→ **WRITTEN INSTRUCTION**
Check each line of the data below for the word "Pascal", then extract the ones that have it.

* Begin RECORD EXCERPTS *

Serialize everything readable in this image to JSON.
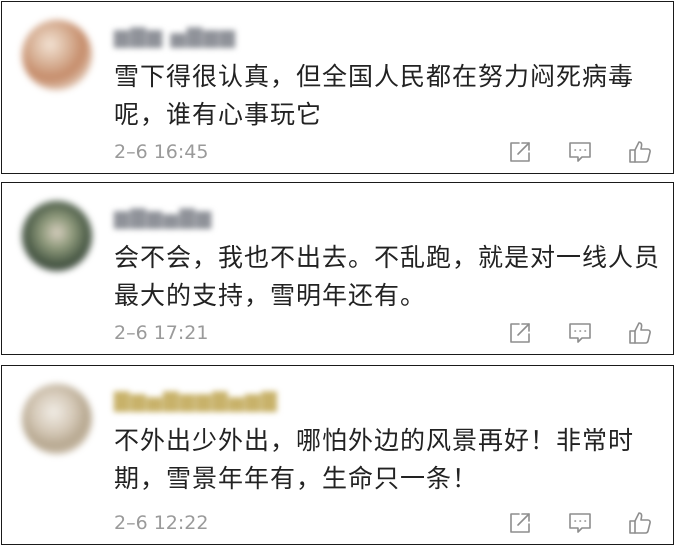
{
  "comments": [
    {
      "username": "▆▇▆ ▅▇▆▆",
      "username_style": "blurred-gray",
      "text_lines": [
        "雪下得很认真，但全国人民都在努力闷死病毒",
        "呢，谁有心事玩它"
      ],
      "timestamp": "2–6 16:45",
      "icons": {
        "share": "share-icon",
        "reply": "comment-icon",
        "like": "thumbs-up-icon"
      }
    },
    {
      "username": "▆▇▆▅▇▆",
      "username_style": "blurred-gray",
      "text_lines": [
        "会不会，我也不出去。不乱跑，就是对一线人员",
        "最大的支持，雪明年还有。"
      ],
      "timestamp": "2–6 17:21",
      "icons": {
        "share": "share-icon",
        "reply": "comment-icon",
        "like": "thumbs-up-icon"
      }
    },
    {
      "username": "▇▆▅▇▆▆▇▅▆▇",
      "username_style": "blurred-gold",
      "text_lines": [
        "不外出少外出，哪怕外边的风景再好！非常时",
        "期，雪景年年有，生命只一条！"
      ],
      "timestamp": "2–6 12:22",
      "icons": {
        "share": "share-icon",
        "reply": "comment-icon",
        "like": "thumbs-up-icon"
      }
    }
  ],
  "colors": {
    "card_border": "#1a1a1a",
    "text": "#222222",
    "timestamp": "#9a9a9a",
    "icon": "#8e8e8e"
  }
}
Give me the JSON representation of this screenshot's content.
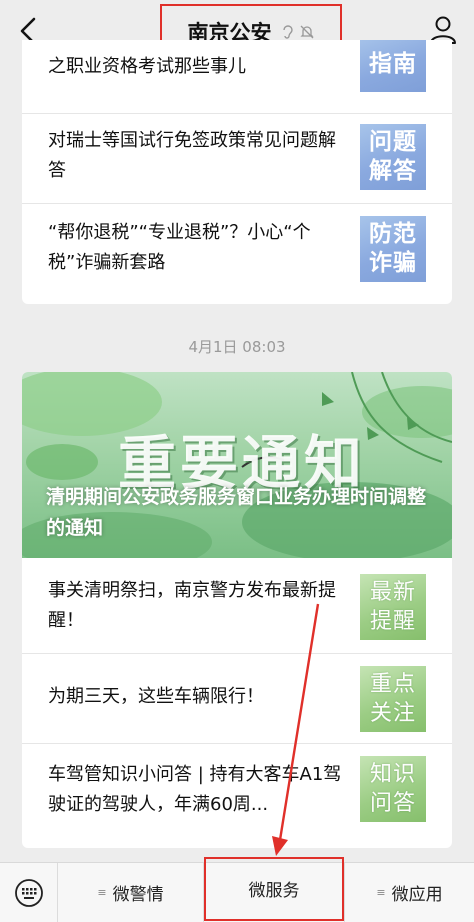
{
  "header": {
    "title": "南京公安",
    "icons": [
      "back-arrow-icon",
      "ear-icon",
      "bell-muted-icon",
      "profile-icon"
    ]
  },
  "feed_top": {
    "articles": [
      {
        "text": "之职业资格考试那些事儿",
        "thumb": [
          "指南"
        ],
        "thumb_style": "blue"
      },
      {
        "text": "对瑞士等国试行免签政策常见问题解答",
        "thumb": [
          "问题",
          "解答"
        ],
        "thumb_style": "blue"
      },
      {
        "text": "“帮你退税”“专业退税”？小心“个税”诈骗新套路",
        "thumb": [
          "防范",
          "诈骗"
        ],
        "thumb_style": "blue"
      }
    ]
  },
  "timestamp": "4月1日 08:03",
  "feed_main": {
    "banner": {
      "big_text": "重要通知",
      "caption": "清明期间公安政务服务窗口业务办理时间调整的通知"
    },
    "articles": [
      {
        "text": "事关清明祭扫，南京警方发布最新提醒！",
        "thumb": [
          "最新",
          "提醒"
        ],
        "thumb_style": "green"
      },
      {
        "text": "为期三天，这些车辆限行！",
        "thumb": [
          "重点",
          "关注"
        ],
        "thumb_style": "green"
      },
      {
        "text": "车驾管知识小问答 | 持有大客车A1驾驶证的驾驶人，年满60周...",
        "thumb": [
          "知识",
          "问答"
        ],
        "thumb_style": "green"
      }
    ]
  },
  "bottom_menu": {
    "items": [
      {
        "label": "微警情",
        "icon": "menu-lines-icon"
      },
      {
        "label": "微服务",
        "icon": ""
      },
      {
        "label": "微应用",
        "icon": "menu-lines-icon"
      }
    ],
    "keyboard_icon": "keyboard-icon"
  },
  "colors": {
    "highlight_red": "#e0302a",
    "background": "#ededed",
    "thumb_blue": "#8aa9df",
    "thumb_green": "#9ccd85"
  }
}
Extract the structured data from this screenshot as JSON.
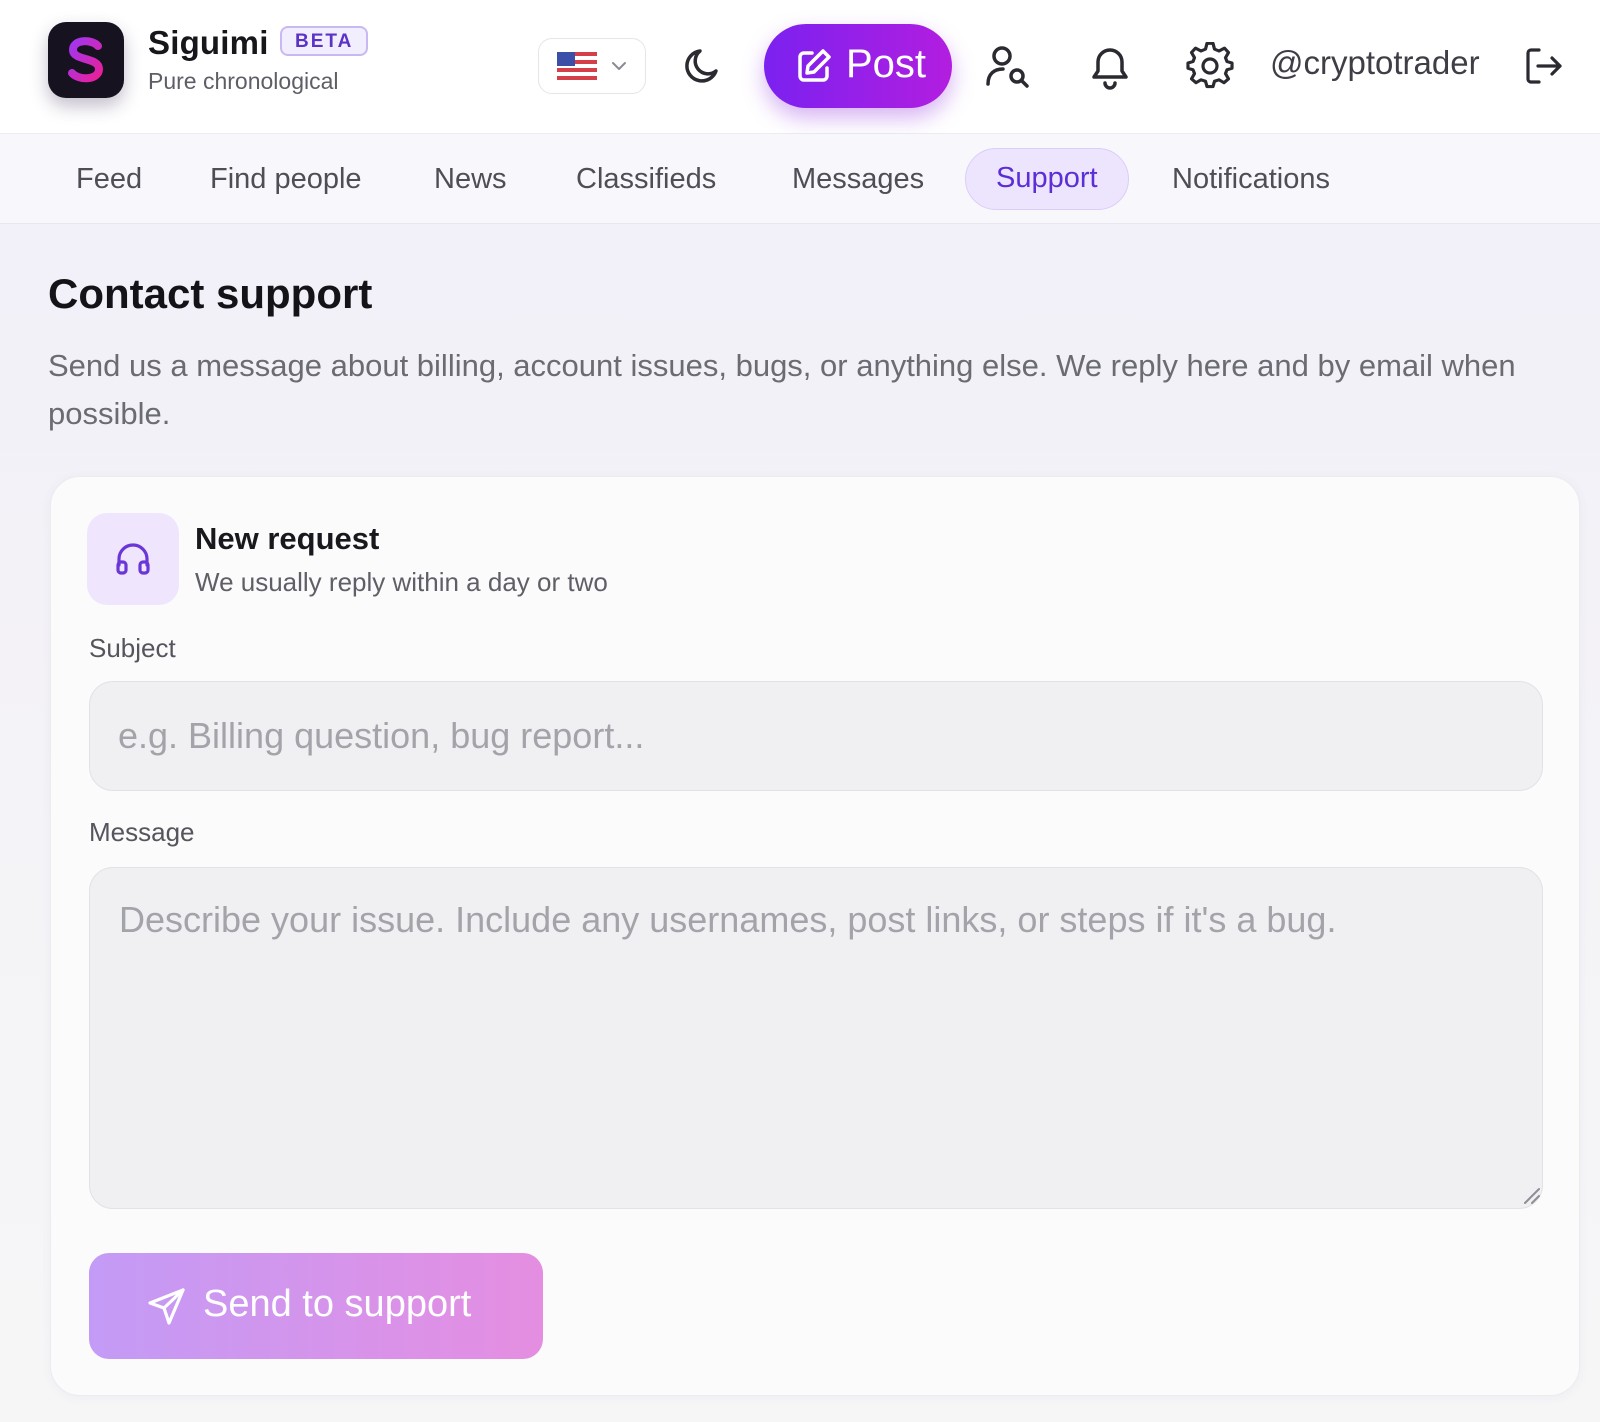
{
  "app": {
    "name": "Siguimi",
    "badge": "BETA",
    "tagline": "Pure chronological"
  },
  "header": {
    "language_flag": "us-flag-icon",
    "post_label": "Post",
    "username": "@cryptotrader"
  },
  "tabs": [
    {
      "label": "Feed",
      "active": false
    },
    {
      "label": "Find people",
      "active": false
    },
    {
      "label": "News",
      "active": false
    },
    {
      "label": "Classifieds",
      "active": false
    },
    {
      "label": "Messages",
      "active": false
    },
    {
      "label": "Support",
      "active": true
    },
    {
      "label": "Notifications",
      "active": false
    }
  ],
  "page": {
    "title": "Contact support",
    "description": "Send us a message about billing, account issues, bugs, or anything else. We reply here and by email when possible."
  },
  "form": {
    "title": "New request",
    "subtitle": "We usually reply within a day or two",
    "subject_label": "Subject",
    "subject_value": "",
    "subject_placeholder": "e.g. Billing question, bug report...",
    "message_label": "Message",
    "message_value": "",
    "message_placeholder": "Describe your issue. Include any usernames, post links, or steps if it's a bug.",
    "submit_label": "Send to support"
  },
  "colors": {
    "accent": "#7b21f0",
    "accent_end": "#b21ee0",
    "active_tab_bg": "#ede4fd",
    "active_tab_text": "#5b2ed6",
    "send_button_start": "#c39bf6",
    "send_button_end": "#e58ee1"
  }
}
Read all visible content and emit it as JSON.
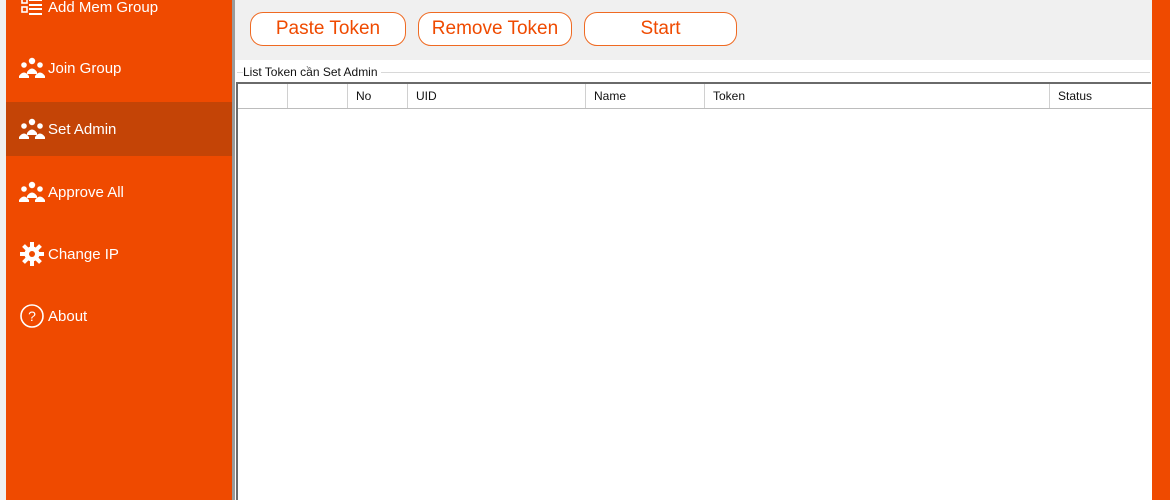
{
  "sidebar": {
    "items": [
      {
        "label": "Add Mem Group",
        "icon": "list-add-icon",
        "active": false
      },
      {
        "label": "Join Group",
        "icon": "group-users-icon",
        "active": false
      },
      {
        "label": "Set Admin",
        "icon": "group-users-icon",
        "active": true
      },
      {
        "label": "Approve All",
        "icon": "group-users-icon",
        "active": false
      },
      {
        "label": "Change IP",
        "icon": "gear-icon",
        "active": false
      },
      {
        "label": "About",
        "icon": "question-circle-icon",
        "active": false
      }
    ]
  },
  "toolbar": {
    "paste_label": "Paste Token",
    "remove_label": "Remove Token",
    "start_label": "Start"
  },
  "group": {
    "title": "List Token cần Set Admin"
  },
  "table": {
    "columns": [
      "",
      "",
      "No",
      "UID",
      "Name",
      "Token",
      "Status"
    ],
    "rows": []
  },
  "colors": {
    "accent": "#ef4a00",
    "active_item": "#c44406",
    "button_text": "#ef4a00",
    "toolbar_bg": "#f0f0f0"
  }
}
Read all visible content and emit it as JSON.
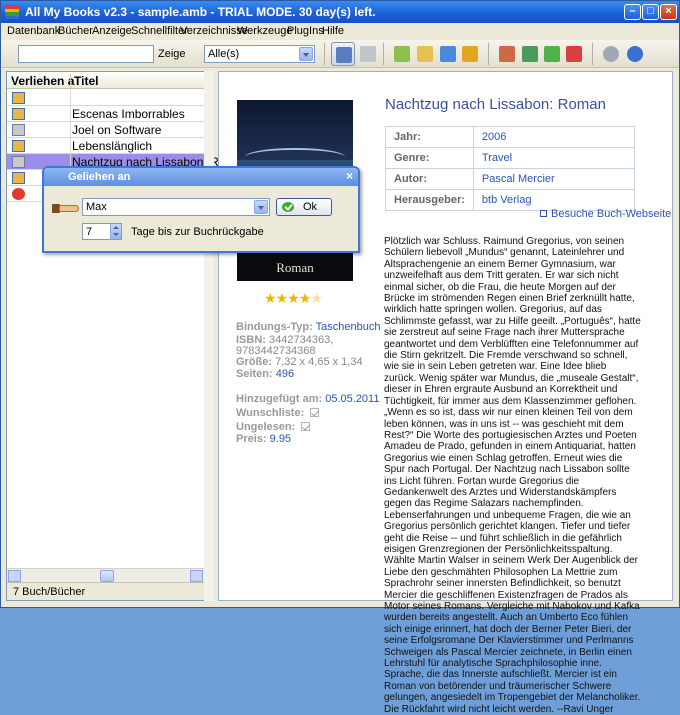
{
  "window": {
    "title": "All My Books v2.3 - sample.amb - TRIAL MODE. 30 day(s) left."
  },
  "menu": [
    "Datenbank",
    "Bücher",
    "Anzeige",
    "Schnellfilter",
    "Verzeichnisse",
    "Werkzeuge",
    "PlugIns",
    "Hilfe"
  ],
  "toolbar": {
    "search_value": "",
    "show_label": "Zeige",
    "filter_value": "Alle(s)",
    "buttons": [
      "view-details-icon",
      "view-books-icon",
      "add-book-icon",
      "open-folder-icon",
      "search-online-icon",
      "key-icon",
      "list-edit-icon",
      "list-add-icon",
      "list-green-icon",
      "list-delete-icon",
      "settings-icon",
      "help-icon"
    ]
  },
  "book_list": {
    "columns": {
      "lent": "Verliehen a",
      "title": "Titel"
    },
    "rows": [
      {
        "status": "book",
        "title": ""
      },
      {
        "status": "book",
        "title": "Escenas Imborrables"
      },
      {
        "status": "cart",
        "title": "Joel on Software"
      },
      {
        "status": "book",
        "title": "Lebenslänglich"
      },
      {
        "status": "cart",
        "title": "Nachtzug nach Lissabon: Ro"
      },
      {
        "status": "book",
        "title": ""
      },
      {
        "status": "warning",
        "title": ""
      }
    ],
    "status_text": "7 Buch/Bücher"
  },
  "book": {
    "title": "Nachtzug nach Lissabon: Roman",
    "cover_text": "Roman",
    "rating": 4,
    "info": [
      {
        "key": "Jahr:",
        "value": "2006"
      },
      {
        "key": "Genre:",
        "value": "Travel"
      },
      {
        "key": "Autor:",
        "value": "Pascal Mercier"
      },
      {
        "key": "Herausgeber:",
        "value": "btb Verlag"
      }
    ],
    "website_label": "Besuche Buch-Webseite",
    "binding_label": "Bindungs-Typ:",
    "binding_value": "Taschenbuch",
    "isbn_label": "ISBN:",
    "isbn_value": "3442734363,",
    "isbn_value2": "9783442734368",
    "size_label": "Größe:",
    "size_value": "7,32 x 4,65 x 1,34",
    "pages_label": "Seiten:",
    "pages_value": "496",
    "added_label": "Hinzugefügt am:",
    "added_value": "05.05.2011",
    "wishlist_label": "Wunschliste:",
    "unread_label": "Ungelesen:",
    "price_label": "Preis:",
    "price_value": "9.95",
    "summary_p1": "Plötzlich war Schluss. Raimund Gregorius, von seinen Schülern liebevoll „Mundus“ genannt, Lateinlehrer und Altsprachengenie an einem Berner Gymnasium, war unzweifelhaft aus dem Tritt geraten. Er war sich nicht einmal sicher, ob die Frau, die heute Morgen auf der Brücke im strömenden Regen einen Brief zerknüllt hatte, wirklich hatte springen wollen. Gregorius, auf das Schlimmste gefasst, war zu Hilfe geeilt. „Português“, hatte sie zerstreut auf seine Frage nach ihrer Muttersprache geantwortet und dem Verblüfften eine Telefonnummer auf die Stirn gekritzelt. Die Fremde verschwand so schnell, wie sie in sein Leben getreten war. Eine Idee blieb zurück. Wenig später war Mundus, die „museale Gestalt“, dieser in Ehren ergraute Ausbund an Korrektheit und Tüchtigkeit, für immer aus dem Klassenzimmer geflohen.",
    "summary_p2": "„Wenn es so ist, dass wir nur einen kleinen Teil von dem leben können, was in uns ist -- was geschieht mit dem Rest?“ Die Worte des portugiesischen Arztes und Poeten Amadeu de Prado, gefunden in einem Antiquariat, hatten Gregorius wie einen Schlag getroffen. Erneut wies die Spur nach Portugal. Der Nachtzug nach Lissabon sollte ins Licht führen. Fortan wurde Gregorius die Gedankenwelt des Arztes und Widerstandskämpfers gegen das Regime Salazars nachempfinden. Lebenserfahrungen und unbequeme Fragen, die wie an Gregorius persönlich gerichtet klangen. Tiefer und tiefer geht die Reise -- und führt schließlich in die gefährlich eisigen Grenzregionen der Persönlichkeitsspaltung.",
    "summary_p3": "Wählte Martin Walser in seinem Werk Der Augenblick der Liebe den geschmähten Philosophen La Mettrie zum Sprachrohr seiner innersten Befindlichkeit, so benutzt Mercier die geschliffenen Existenzfragen de Prados als Motor seines Romans. Vergleiche mit Nabokov und Kafka wurden bereits angestellt. Auch an Umberto Eco fühlen sich einige erinnert, hat doch der Berner Peter Bieri, der seine Erfolgsromane Der Klavierstimmer und Perlmanns Schweigen als Pascal Mercier zeichnete, in Berlin einen Lehrstuhl für analytische Sprachphilosophie inne.",
    "summary_p4": "Sprache, die das Innerste aufschließt. Mercier ist ein Roman von betörender und träumerischer Schwere gelungen, angesiedelt im Tropengebiet der Melancholiker. Die Rückfahrt wird nicht leicht werden. --Ravi Unger"
  },
  "lend_dialog": {
    "title": "Geliehen an",
    "name_value": "Max",
    "ok_label": "Ok",
    "days_value": "7",
    "days_label": "Tage bis zur Buchrückgabe"
  }
}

* End RECORD EXCERPTS *

→ **COMPLETE ANSWER**
        "value": "Pascal Mercier"
    "summary_p3": "Wählte Martin Walser in seinem Werk Der Augenblick der Liebe den geschmähten Philosophen La Mettrie zum Sprachrohr seiner innersten Befindlichkeit, so benutzt Mercier die geschliffenen Existenzfragen de Prados als Motor seines Romans. Vergleiche mit Nabokov und Kafka wurden bereits angestellt. Auch an Umberto Eco fühlen sich einige erinnert, hat doch der Berner Peter Bieri, der seine Erfolgsromane Der Klavierstimmer und Perlmanns Schweigen als Pascal Mercier zeichnete, in Berlin einen Lehrstuhl für analytische Sprachphilosophie inne.",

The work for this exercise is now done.